## BEGIN Record set

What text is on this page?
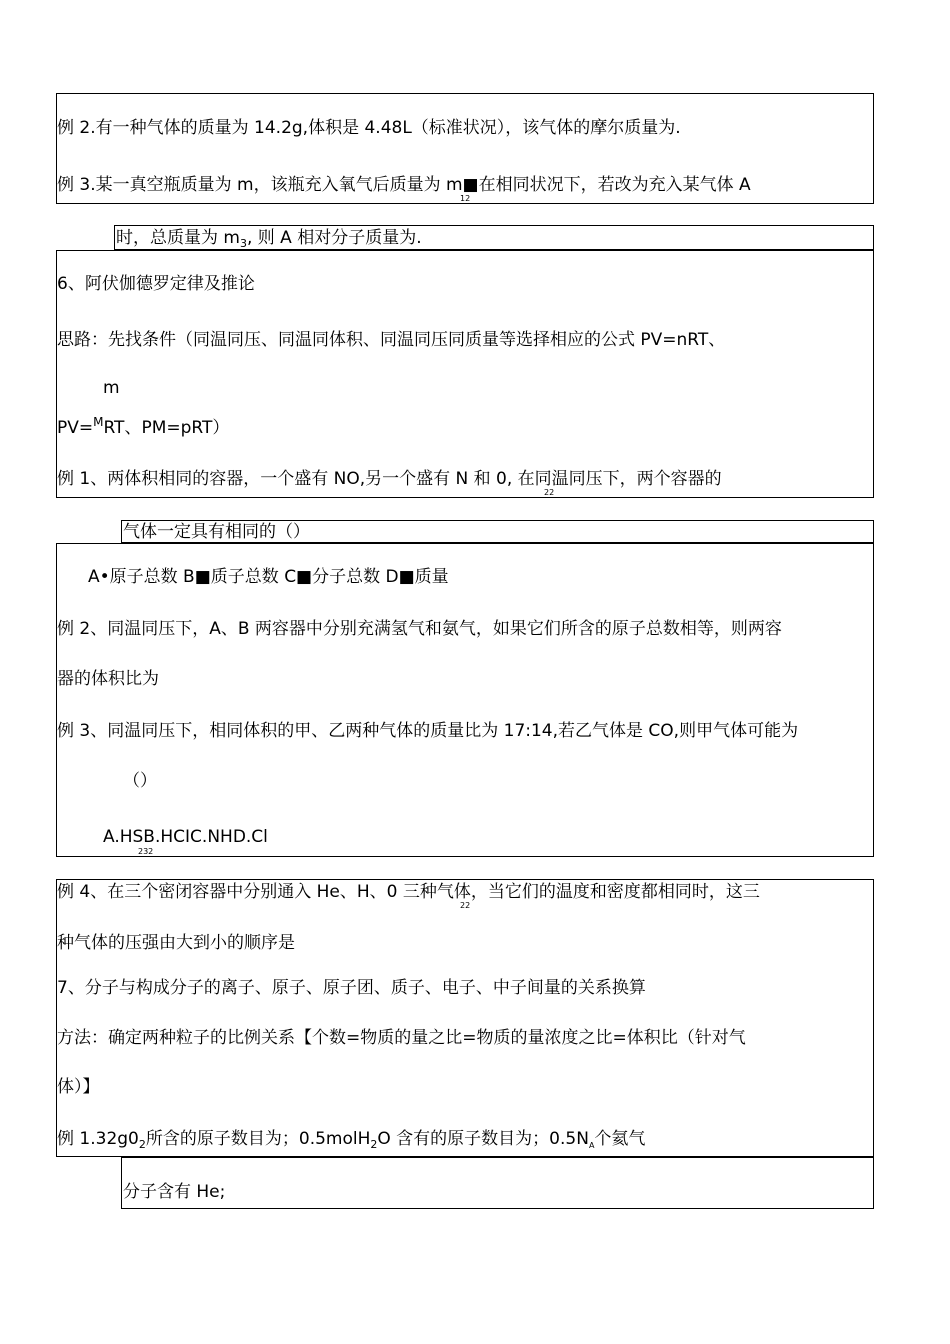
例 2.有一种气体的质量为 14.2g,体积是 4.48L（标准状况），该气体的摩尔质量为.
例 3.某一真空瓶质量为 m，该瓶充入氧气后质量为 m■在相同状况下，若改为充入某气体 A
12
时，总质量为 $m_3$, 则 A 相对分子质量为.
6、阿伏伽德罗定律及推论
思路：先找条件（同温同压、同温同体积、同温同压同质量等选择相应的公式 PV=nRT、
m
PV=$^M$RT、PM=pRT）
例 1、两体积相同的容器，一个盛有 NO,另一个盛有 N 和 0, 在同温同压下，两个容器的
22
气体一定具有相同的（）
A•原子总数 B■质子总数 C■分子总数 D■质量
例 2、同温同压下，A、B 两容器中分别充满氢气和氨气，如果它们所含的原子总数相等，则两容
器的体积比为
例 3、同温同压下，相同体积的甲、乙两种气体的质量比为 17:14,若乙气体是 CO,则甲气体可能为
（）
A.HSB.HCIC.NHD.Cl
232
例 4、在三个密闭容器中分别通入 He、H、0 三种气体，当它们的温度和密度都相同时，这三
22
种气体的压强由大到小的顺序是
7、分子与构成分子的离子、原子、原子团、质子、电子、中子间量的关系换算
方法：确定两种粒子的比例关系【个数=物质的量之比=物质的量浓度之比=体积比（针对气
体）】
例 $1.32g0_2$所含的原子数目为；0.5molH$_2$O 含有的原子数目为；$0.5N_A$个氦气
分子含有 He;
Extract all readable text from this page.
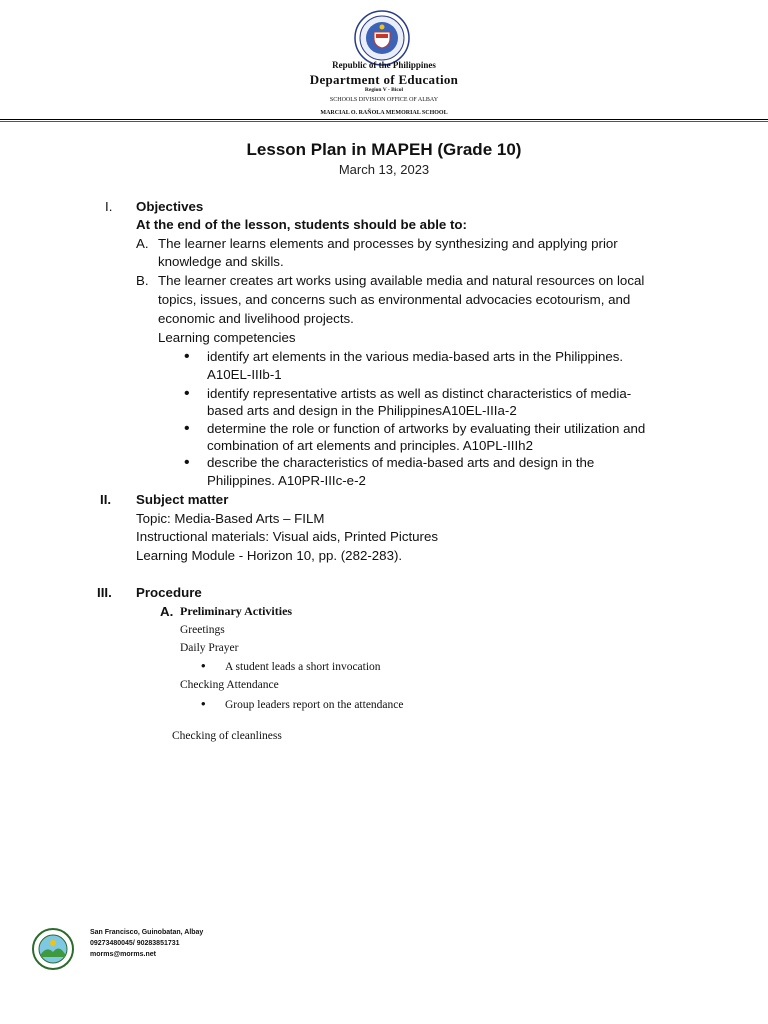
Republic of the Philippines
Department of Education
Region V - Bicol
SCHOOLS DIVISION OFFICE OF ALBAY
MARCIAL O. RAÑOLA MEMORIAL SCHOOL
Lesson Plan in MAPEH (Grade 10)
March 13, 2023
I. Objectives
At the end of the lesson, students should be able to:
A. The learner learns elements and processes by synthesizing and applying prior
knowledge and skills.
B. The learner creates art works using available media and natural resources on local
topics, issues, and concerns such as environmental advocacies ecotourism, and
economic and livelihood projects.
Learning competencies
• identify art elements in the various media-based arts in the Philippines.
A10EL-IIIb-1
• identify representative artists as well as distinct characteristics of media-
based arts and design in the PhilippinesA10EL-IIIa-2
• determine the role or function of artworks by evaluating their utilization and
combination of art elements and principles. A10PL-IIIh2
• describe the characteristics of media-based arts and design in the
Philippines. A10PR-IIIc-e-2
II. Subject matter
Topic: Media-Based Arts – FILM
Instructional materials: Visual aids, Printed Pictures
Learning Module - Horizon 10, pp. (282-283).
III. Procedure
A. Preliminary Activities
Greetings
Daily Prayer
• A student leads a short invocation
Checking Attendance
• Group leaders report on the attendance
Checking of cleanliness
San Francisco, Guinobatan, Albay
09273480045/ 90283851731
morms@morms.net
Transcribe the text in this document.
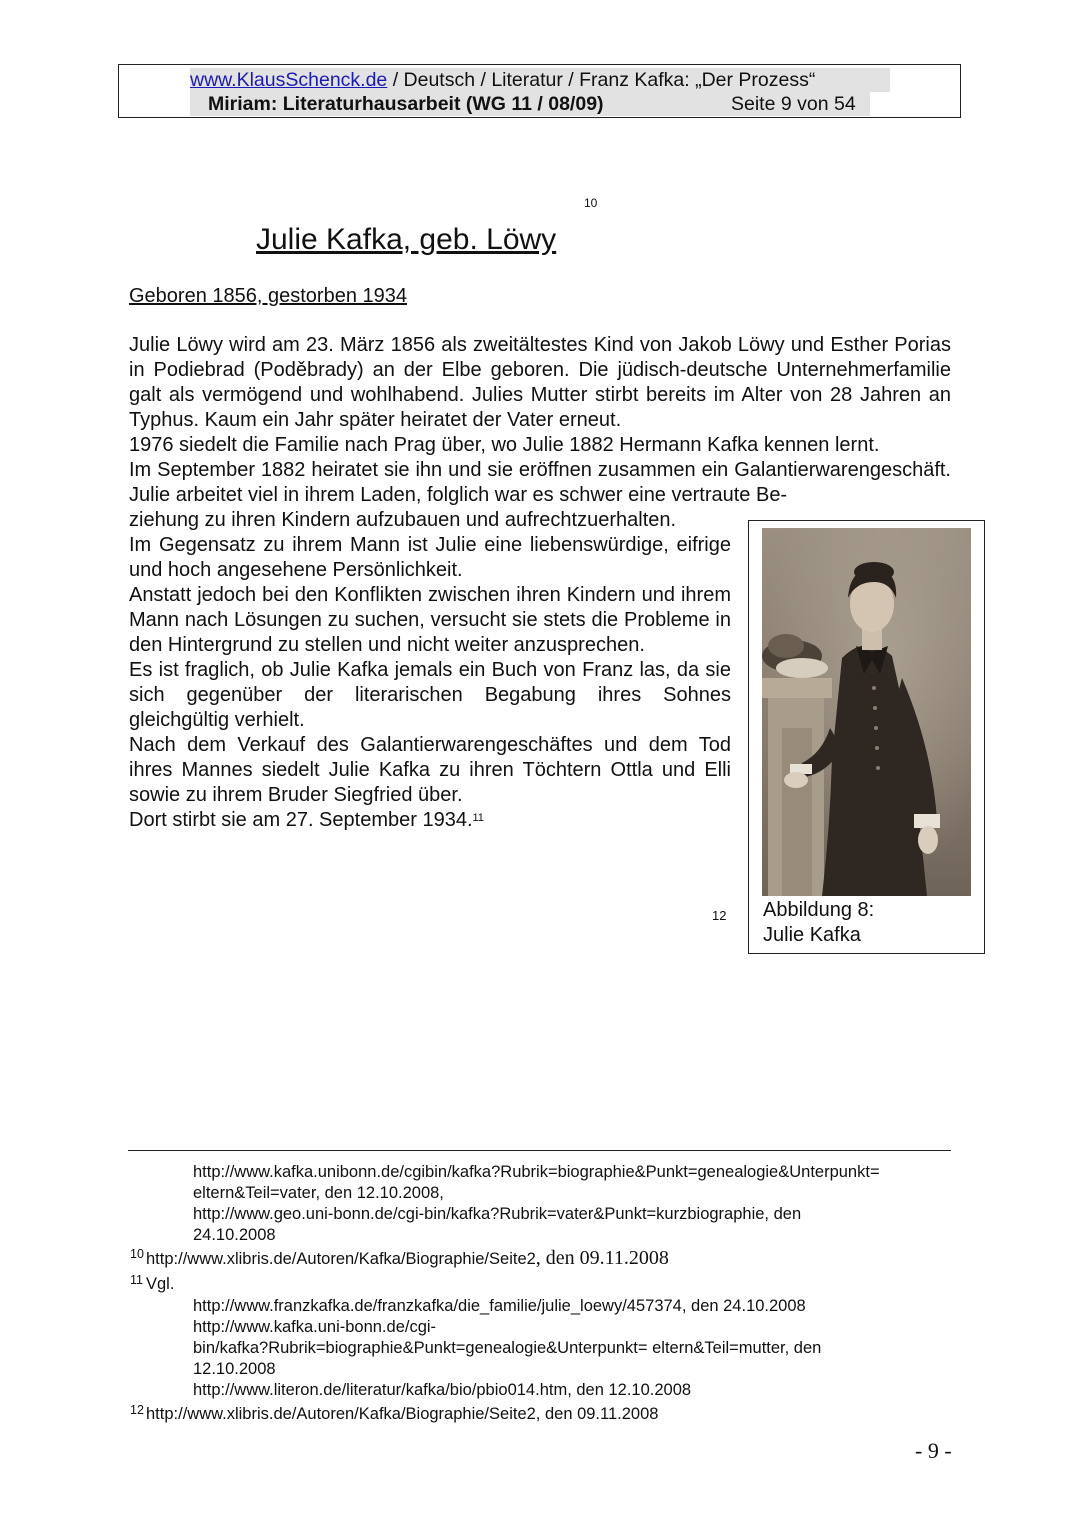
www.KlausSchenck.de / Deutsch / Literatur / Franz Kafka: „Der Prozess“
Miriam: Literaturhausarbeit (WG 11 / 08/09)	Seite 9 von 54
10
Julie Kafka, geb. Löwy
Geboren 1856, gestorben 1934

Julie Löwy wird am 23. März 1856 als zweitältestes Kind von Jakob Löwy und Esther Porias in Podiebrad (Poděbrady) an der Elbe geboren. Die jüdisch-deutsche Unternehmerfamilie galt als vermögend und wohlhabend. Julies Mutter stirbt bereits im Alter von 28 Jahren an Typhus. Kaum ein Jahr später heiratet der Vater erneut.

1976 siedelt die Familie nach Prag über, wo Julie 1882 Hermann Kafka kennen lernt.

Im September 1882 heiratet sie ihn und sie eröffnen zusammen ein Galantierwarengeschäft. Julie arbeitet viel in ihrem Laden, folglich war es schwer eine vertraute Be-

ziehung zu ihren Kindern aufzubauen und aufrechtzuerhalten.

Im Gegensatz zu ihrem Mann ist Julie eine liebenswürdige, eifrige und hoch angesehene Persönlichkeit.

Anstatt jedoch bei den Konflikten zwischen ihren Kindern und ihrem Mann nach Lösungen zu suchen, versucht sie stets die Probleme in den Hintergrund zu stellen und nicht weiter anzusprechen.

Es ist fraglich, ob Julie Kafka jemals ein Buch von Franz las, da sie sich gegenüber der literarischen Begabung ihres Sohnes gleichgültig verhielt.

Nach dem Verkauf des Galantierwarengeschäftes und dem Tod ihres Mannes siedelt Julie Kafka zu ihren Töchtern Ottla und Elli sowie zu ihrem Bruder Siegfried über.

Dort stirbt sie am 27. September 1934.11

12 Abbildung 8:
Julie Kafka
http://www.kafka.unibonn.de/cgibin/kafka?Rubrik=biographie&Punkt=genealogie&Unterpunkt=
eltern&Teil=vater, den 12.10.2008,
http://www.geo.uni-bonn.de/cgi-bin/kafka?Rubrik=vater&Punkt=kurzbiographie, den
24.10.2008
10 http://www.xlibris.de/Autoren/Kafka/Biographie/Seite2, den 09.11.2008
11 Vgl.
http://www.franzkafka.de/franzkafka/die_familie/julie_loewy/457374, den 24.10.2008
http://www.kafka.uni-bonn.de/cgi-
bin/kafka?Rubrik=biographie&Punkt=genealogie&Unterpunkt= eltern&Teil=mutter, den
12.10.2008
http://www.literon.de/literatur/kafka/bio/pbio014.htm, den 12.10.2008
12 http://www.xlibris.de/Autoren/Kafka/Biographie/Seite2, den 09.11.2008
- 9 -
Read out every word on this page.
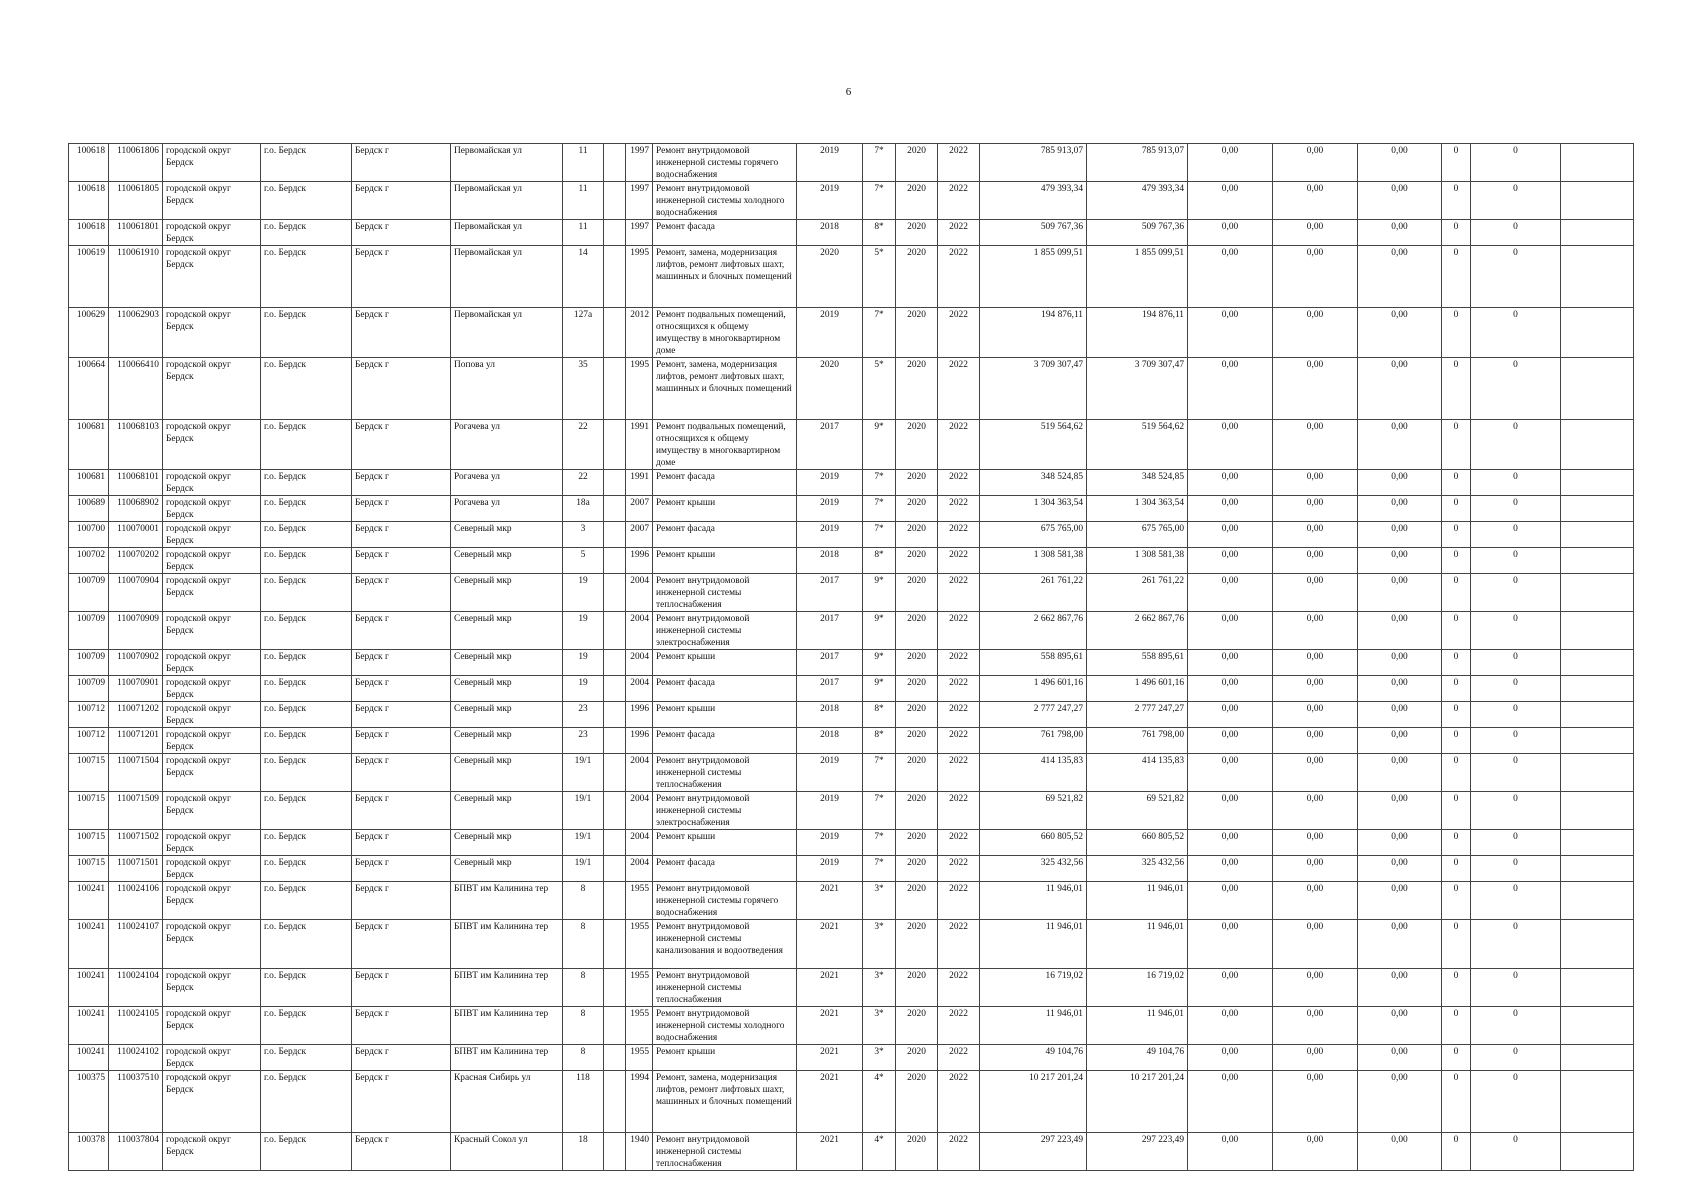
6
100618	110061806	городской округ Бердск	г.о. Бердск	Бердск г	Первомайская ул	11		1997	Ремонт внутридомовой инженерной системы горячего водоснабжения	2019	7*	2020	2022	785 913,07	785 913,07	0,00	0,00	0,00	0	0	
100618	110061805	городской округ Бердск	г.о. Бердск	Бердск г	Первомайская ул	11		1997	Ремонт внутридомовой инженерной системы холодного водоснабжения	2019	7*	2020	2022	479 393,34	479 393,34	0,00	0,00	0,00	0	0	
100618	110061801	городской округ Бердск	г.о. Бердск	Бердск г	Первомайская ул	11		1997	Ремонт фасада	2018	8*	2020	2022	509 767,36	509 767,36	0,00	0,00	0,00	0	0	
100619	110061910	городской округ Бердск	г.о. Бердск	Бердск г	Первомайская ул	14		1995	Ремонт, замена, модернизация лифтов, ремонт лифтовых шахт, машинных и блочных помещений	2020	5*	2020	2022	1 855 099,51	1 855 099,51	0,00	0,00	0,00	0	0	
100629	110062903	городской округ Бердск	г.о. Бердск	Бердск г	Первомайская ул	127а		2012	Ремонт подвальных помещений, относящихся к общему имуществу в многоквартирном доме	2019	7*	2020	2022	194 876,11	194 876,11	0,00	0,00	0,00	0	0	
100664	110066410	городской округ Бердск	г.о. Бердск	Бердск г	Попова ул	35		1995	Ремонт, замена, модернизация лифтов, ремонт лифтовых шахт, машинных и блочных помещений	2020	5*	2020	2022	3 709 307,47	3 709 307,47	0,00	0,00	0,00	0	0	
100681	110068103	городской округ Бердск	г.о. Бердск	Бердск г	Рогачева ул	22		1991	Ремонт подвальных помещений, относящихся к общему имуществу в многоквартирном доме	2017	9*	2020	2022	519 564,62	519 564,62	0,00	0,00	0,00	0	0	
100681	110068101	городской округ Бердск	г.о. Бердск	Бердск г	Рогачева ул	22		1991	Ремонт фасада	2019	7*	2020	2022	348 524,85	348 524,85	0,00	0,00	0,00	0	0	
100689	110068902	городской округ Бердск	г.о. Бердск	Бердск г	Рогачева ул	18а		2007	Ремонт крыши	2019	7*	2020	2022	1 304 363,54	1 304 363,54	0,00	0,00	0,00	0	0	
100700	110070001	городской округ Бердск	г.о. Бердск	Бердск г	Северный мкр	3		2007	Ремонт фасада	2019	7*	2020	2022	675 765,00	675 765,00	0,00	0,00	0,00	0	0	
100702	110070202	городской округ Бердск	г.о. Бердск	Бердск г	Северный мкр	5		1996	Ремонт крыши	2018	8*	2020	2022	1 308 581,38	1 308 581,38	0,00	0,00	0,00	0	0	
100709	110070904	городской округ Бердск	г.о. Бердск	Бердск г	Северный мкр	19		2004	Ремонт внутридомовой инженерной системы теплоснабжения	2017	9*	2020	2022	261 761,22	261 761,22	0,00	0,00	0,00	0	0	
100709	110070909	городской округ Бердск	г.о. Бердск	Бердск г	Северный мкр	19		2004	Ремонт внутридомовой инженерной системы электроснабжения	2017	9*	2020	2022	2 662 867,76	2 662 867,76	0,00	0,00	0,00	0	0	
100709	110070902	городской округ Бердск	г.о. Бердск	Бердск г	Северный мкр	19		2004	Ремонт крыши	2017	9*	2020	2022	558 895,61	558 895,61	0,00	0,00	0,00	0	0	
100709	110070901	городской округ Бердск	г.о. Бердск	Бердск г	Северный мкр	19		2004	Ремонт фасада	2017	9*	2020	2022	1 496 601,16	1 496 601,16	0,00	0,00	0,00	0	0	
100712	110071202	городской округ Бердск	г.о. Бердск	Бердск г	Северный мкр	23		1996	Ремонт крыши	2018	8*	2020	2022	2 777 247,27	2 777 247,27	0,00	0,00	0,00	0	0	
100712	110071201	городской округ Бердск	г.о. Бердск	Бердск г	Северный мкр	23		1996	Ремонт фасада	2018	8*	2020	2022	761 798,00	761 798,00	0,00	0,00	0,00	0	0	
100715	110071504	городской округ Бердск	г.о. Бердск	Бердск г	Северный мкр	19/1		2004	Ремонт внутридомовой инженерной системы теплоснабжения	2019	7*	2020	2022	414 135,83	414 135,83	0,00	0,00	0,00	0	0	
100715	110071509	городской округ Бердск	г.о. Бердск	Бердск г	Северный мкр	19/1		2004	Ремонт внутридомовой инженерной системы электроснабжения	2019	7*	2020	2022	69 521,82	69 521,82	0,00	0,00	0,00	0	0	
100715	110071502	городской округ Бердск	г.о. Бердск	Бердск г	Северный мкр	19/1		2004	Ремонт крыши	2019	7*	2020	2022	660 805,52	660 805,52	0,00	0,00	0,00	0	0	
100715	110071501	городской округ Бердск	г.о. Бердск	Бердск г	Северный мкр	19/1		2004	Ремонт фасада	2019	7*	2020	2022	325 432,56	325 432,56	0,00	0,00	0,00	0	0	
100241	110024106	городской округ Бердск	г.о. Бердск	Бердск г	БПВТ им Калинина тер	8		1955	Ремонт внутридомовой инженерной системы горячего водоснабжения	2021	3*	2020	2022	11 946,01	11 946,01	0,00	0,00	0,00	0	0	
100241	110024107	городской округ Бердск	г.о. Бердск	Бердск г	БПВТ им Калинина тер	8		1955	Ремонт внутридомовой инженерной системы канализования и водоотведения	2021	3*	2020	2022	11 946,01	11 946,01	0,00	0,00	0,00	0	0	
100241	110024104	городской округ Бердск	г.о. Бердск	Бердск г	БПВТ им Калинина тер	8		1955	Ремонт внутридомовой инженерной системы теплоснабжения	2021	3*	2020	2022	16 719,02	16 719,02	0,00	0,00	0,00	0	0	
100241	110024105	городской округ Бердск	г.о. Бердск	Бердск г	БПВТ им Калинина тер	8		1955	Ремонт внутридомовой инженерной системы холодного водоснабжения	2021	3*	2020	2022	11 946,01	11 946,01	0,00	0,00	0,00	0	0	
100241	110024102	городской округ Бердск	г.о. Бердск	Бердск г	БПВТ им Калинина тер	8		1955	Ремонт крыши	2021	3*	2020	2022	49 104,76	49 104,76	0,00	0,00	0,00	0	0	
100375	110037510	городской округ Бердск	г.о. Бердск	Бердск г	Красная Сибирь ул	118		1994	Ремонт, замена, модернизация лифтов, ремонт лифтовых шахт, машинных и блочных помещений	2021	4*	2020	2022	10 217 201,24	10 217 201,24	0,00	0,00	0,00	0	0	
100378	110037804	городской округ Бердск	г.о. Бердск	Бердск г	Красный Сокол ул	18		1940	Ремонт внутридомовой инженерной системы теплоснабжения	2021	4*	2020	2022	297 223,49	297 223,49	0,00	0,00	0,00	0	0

## END Record set

▶ [Brief] Looking at the entries above, state how many lines contain "фасада"; give the number alone.

▶ [Final result] 6